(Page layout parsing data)
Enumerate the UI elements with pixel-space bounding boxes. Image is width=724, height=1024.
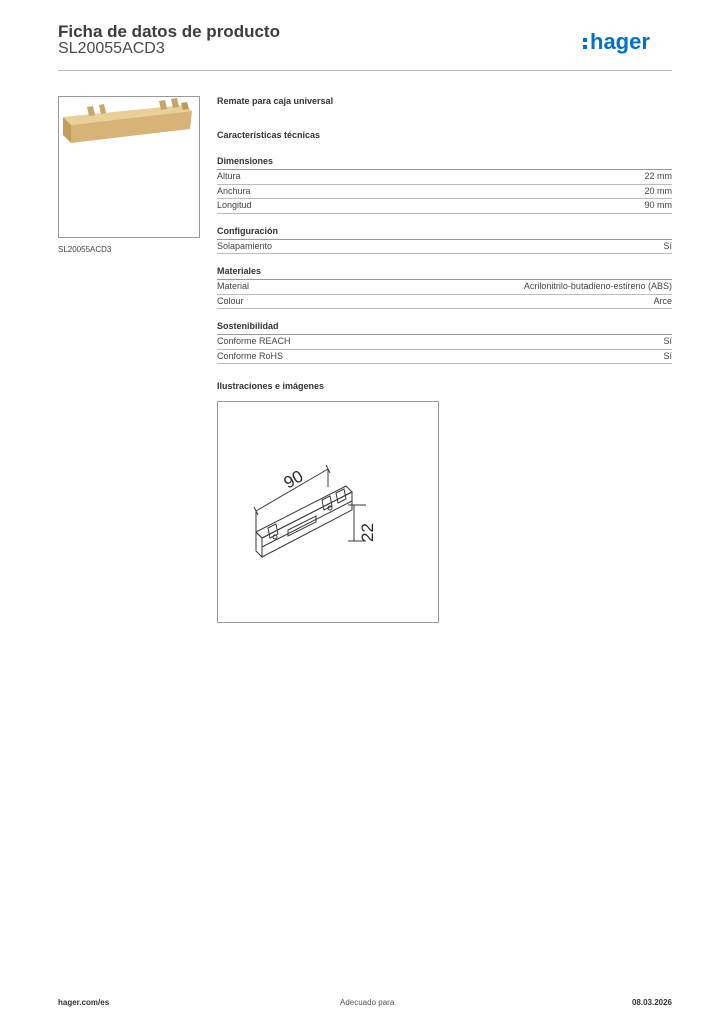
spec-value: Acrilonitrilo-butadieno-estireno (ABS)	[523, 281, 672, 291]
illustration-frame	[217, 401, 439, 623]
spec-value: 90 mm	[644, 200, 672, 210]
spec-label: Altura	[217, 171, 241, 181]
spec-group-title: Sostenibilidad	[217, 321, 672, 335]
spec-row	[217, 295, 672, 310]
spec-heading: Características técnicas	[217, 130, 321, 140]
spec-group-title: Dimensiones	[217, 156, 672, 170]
illustrations-title: Ilustraciones e imágenes	[217, 381, 325, 391]
spec-label: Anchura	[217, 185, 251, 196]
spec-value: Sí	[663, 336, 672, 346]
page-footer	[58, 998, 672, 1010]
spec-group-materials	[217, 266, 672, 309]
spec-row	[217, 185, 672, 200]
hager-logo	[582, 29, 672, 55]
footer-date: 08.03.2026	[631, 998, 672, 1007]
spec-panel	[217, 96, 672, 364]
spec-label: Colour	[217, 295, 244, 306]
footer-website-link[interactable]: hager.com/es	[58, 998, 110, 1007]
product-image-caption: SL20055ACD3	[58, 245, 112, 254]
logo-text: hager	[590, 29, 650, 54]
height-dimension-label: 22	[358, 523, 377, 542]
product-name: Remate para caja universal	[217, 96, 334, 106]
page-header	[58, 20, 672, 71]
product-image	[58, 96, 200, 238]
spec-group-title: Materiales	[217, 266, 672, 280]
spec-row	[217, 240, 672, 255]
spec-row	[217, 350, 672, 365]
spec-label: Solapamiento	[217, 240, 273, 251]
spec-value: Sí	[663, 240, 672, 251]
spec-value: 22 mm	[644, 171, 672, 181]
spec-group-dimensions	[217, 156, 672, 214]
length-dimension-label: 90	[280, 466, 307, 493]
spec-label: Conforme RoHS	[217, 350, 284, 361]
spec-group-configuration	[217, 226, 672, 255]
spec-label: Longitud	[217, 200, 252, 210]
spec-row	[217, 280, 672, 295]
spec-row	[217, 199, 672, 214]
spec-value: Sí	[663, 350, 672, 361]
spec-row	[217, 170, 672, 185]
spec-label: Conforme REACH	[217, 336, 291, 346]
spec-value: Arce	[653, 295, 672, 306]
dimension-drawing-icon	[218, 402, 438, 622]
spec-group-sustainability	[217, 321, 672, 364]
spec-row	[217, 335, 672, 350]
spec-group-title: Configuración	[217, 226, 672, 240]
product-reference: SL20055ACD3	[58, 40, 165, 57]
footer-suitable-for: Adecuado para	[340, 998, 395, 1007]
spec-label: Material	[217, 281, 250, 291]
product-photo-icon	[59, 97, 199, 237]
page-title: Ficha de datos de producto	[58, 22, 280, 41]
spec-value: 20 mm	[644, 185, 672, 196]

● **TASK TO COMPLETE**: Retrieve each line of the data in which the word "logo" can be found.

● **ANSWER TO THE PROBLEM**:
hager-logo	[582, 29, 672, 55]
logo-text: hager	[590, 29, 650, 54]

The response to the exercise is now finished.